__Data supplied__.
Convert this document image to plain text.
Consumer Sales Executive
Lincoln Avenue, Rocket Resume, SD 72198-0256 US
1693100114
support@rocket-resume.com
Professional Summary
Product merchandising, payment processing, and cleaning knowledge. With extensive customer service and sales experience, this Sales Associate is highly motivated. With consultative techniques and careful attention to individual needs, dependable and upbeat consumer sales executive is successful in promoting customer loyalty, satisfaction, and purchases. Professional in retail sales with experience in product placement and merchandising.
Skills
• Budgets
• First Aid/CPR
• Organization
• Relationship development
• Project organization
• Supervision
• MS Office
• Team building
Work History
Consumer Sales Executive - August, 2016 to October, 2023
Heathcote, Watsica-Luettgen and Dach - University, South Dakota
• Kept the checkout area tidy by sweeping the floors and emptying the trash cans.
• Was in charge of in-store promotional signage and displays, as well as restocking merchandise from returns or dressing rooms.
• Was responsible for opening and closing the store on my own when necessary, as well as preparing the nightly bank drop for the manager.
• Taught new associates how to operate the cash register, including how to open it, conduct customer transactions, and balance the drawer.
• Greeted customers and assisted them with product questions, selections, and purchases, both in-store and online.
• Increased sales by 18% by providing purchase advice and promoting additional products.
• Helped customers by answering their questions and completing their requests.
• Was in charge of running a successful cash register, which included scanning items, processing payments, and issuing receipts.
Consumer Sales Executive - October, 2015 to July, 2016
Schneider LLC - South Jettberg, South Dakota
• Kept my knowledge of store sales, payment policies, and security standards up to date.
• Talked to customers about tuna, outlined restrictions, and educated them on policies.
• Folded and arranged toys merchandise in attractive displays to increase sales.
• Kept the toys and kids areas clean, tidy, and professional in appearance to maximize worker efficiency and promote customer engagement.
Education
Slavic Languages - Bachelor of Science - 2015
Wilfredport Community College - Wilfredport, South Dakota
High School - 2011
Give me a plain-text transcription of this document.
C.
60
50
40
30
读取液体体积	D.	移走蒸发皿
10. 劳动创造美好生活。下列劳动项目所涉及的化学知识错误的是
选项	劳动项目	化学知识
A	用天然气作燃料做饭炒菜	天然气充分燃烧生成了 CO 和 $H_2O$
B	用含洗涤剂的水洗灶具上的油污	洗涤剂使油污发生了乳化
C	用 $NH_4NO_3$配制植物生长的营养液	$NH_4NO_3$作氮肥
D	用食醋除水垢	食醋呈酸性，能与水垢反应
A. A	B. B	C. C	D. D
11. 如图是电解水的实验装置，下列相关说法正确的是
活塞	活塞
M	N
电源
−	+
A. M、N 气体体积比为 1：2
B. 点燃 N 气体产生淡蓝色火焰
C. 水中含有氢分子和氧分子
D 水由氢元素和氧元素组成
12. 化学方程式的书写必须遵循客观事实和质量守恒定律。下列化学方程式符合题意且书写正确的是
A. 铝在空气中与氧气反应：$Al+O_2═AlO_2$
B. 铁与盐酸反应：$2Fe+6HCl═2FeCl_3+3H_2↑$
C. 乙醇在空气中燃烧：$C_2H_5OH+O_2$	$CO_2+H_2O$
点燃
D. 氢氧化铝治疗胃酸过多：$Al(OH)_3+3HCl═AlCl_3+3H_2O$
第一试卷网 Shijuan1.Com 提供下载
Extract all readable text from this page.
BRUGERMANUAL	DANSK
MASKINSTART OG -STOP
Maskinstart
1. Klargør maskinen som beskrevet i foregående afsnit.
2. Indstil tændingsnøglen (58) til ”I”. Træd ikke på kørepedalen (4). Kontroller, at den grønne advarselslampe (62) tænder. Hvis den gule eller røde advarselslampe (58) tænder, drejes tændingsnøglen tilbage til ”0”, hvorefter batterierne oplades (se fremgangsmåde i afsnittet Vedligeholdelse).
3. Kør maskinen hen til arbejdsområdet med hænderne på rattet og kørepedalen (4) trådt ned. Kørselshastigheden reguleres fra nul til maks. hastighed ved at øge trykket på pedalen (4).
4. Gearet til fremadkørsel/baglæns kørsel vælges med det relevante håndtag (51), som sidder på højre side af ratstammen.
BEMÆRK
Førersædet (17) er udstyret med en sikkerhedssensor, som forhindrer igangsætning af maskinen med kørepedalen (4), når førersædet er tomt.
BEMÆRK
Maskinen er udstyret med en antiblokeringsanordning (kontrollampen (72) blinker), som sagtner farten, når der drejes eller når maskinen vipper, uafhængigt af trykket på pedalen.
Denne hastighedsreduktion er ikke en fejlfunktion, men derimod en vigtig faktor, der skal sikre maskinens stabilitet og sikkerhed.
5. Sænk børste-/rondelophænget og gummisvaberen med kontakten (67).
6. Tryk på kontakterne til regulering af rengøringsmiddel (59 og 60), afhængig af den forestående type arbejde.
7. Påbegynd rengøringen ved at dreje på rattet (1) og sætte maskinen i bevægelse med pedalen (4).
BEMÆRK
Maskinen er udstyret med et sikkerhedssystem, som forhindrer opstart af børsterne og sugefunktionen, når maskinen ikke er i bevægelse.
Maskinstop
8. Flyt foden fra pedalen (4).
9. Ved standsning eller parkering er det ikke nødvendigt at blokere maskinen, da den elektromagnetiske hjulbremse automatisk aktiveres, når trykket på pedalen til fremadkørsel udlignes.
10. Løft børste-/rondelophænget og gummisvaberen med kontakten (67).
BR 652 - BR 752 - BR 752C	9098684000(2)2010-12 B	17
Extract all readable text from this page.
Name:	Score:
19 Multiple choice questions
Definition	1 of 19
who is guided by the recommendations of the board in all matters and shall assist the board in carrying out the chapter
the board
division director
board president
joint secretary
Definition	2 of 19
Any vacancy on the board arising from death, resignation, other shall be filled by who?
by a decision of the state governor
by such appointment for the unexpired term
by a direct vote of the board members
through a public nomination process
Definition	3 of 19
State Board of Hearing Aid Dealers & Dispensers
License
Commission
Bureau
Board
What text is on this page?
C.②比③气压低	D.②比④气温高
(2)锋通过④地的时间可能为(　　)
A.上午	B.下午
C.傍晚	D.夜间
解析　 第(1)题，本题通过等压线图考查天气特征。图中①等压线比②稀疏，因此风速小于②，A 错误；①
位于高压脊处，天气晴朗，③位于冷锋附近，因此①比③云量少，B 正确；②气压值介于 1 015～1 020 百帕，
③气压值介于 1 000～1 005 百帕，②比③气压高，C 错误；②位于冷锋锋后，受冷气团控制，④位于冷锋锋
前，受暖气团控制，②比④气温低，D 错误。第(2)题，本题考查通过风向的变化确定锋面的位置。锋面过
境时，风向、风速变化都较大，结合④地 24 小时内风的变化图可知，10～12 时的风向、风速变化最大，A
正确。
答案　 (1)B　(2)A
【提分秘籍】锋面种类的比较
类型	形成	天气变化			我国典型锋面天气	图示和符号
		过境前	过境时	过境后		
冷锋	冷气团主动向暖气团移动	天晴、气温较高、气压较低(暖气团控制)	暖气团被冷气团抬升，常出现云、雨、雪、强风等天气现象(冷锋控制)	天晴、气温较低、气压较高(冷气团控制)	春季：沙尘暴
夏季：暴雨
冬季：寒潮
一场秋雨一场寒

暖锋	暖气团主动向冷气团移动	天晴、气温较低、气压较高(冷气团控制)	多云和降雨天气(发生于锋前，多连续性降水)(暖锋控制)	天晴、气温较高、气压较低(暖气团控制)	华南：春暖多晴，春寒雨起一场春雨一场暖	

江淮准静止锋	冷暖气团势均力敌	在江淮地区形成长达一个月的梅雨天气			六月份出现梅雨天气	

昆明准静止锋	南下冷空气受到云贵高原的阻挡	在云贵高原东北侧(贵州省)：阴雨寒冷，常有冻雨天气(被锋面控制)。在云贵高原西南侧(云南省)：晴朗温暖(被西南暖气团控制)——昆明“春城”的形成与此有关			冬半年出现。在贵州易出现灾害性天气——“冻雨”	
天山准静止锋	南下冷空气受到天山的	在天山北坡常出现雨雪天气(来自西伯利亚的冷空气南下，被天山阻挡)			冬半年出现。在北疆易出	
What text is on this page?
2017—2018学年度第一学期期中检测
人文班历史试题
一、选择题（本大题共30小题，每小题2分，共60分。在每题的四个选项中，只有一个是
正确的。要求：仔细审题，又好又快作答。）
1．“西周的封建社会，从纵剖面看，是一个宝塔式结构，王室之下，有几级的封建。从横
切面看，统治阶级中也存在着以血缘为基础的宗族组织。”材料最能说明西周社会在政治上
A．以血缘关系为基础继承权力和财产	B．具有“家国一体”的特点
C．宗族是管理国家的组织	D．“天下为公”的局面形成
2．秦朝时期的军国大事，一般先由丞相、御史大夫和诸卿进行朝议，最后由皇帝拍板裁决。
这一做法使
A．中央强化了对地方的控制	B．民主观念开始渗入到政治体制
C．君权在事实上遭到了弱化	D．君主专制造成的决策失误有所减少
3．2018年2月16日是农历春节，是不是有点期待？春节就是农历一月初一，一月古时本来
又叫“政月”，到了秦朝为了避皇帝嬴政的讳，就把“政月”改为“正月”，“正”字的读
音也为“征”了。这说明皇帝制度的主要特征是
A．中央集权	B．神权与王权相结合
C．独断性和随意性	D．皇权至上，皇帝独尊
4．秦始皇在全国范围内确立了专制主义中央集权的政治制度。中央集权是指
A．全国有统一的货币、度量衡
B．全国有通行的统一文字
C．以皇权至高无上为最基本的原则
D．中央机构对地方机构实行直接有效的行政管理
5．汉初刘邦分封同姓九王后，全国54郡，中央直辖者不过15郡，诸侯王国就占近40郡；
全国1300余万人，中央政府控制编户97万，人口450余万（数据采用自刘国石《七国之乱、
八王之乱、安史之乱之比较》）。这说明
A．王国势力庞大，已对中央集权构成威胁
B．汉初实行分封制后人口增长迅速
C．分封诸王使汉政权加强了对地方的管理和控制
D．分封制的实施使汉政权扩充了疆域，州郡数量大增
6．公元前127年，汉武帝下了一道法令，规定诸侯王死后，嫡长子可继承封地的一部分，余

__Problem__. Using the material above, state how many lines include the string "displays". Answer with a single number.

__Completed exercise__. 2